» **What you should do**
Write out every entry precisely as given, leaving the pictures out.

» **Source records**
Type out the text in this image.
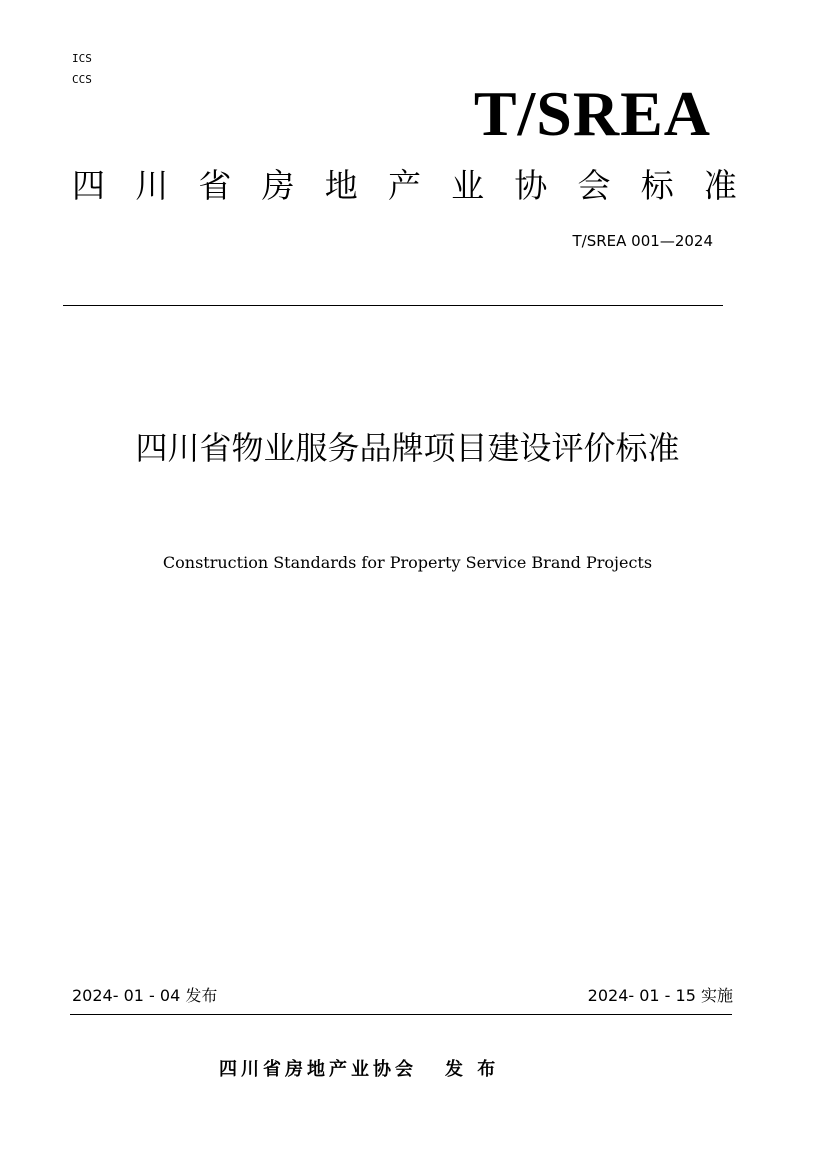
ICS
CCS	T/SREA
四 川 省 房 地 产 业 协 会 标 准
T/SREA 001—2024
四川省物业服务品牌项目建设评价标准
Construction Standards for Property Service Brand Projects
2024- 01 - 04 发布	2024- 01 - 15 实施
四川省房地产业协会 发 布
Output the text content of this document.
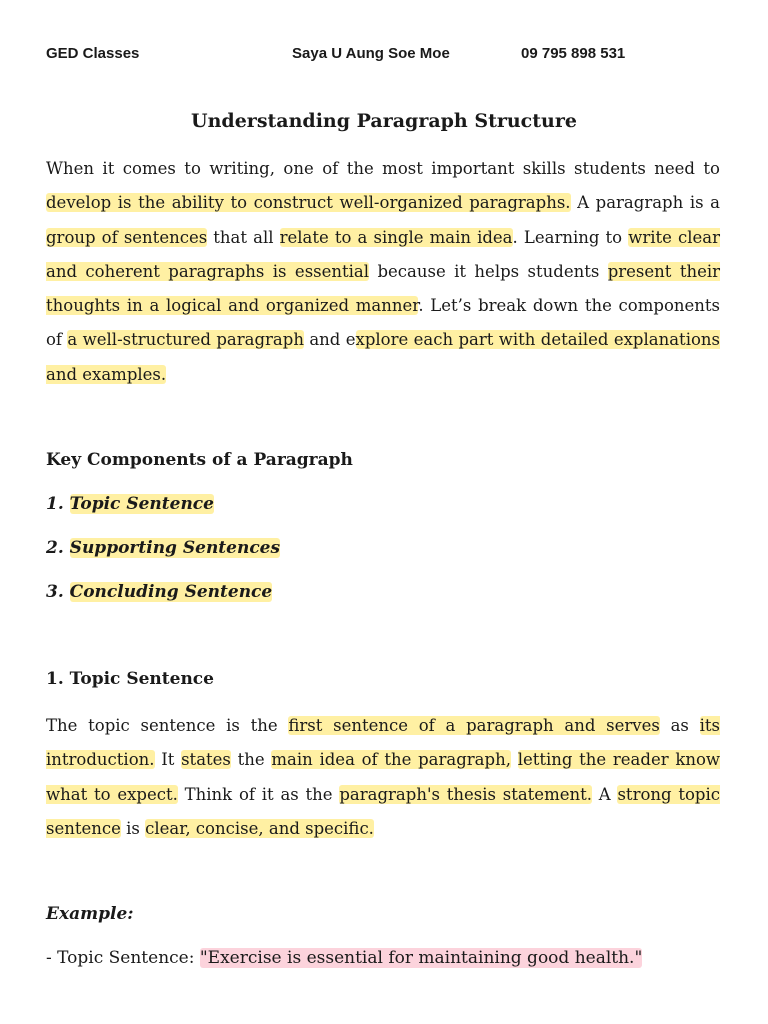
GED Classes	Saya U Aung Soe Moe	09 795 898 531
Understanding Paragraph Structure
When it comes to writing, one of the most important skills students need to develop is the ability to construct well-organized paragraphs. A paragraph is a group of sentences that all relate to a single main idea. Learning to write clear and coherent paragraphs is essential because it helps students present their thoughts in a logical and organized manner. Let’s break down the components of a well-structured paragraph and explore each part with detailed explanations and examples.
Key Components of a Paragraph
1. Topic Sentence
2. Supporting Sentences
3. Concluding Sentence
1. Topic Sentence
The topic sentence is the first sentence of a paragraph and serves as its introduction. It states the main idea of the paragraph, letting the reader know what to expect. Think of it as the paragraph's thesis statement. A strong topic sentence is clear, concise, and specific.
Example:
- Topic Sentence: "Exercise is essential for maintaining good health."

» **Final result**
Type out the text in this image.
ICS
CCS	T/SREA
四 川 省 房 地 产 业 协 会 标 准
T/SREA 001—2024
四川省物业服务品牌项目建设评价标准
Construction Standards for Property Service Brand Projects
2024- 01 - 04 发布	2024- 01 - 15 实施
四川省房地产业协会 发 布
Output the text content of this document.
GED Classes	Saya U Aung Soe Moe	09 795 898 531
Understanding Paragraph Structure
When it comes to writing, one of the most important skills students need to develop is the ability to construct well-organized paragraphs. A paragraph is a group of sentences that all relate to a single main idea. Learning to write clear and coherent paragraphs is essential because it helps students present their thoughts in a logical and organized manner. Let’s break down the components of a well-structured paragraph and explore each part with detailed explanations and examples.
Key Components of a Paragraph
1. Topic Sentence
2. Supporting Sentences
3. Concluding Sentence
1. Topic Sentence
The topic sentence is the first sentence of a paragraph and serves as its introduction. It states the main idea of the paragraph, letting the reader know what to expect. Think of it as the paragraph's thesis statement. A strong topic sentence is clear, concise, and specific.
Example:
- Topic Sentence: "Exercise is essential for maintaining good health."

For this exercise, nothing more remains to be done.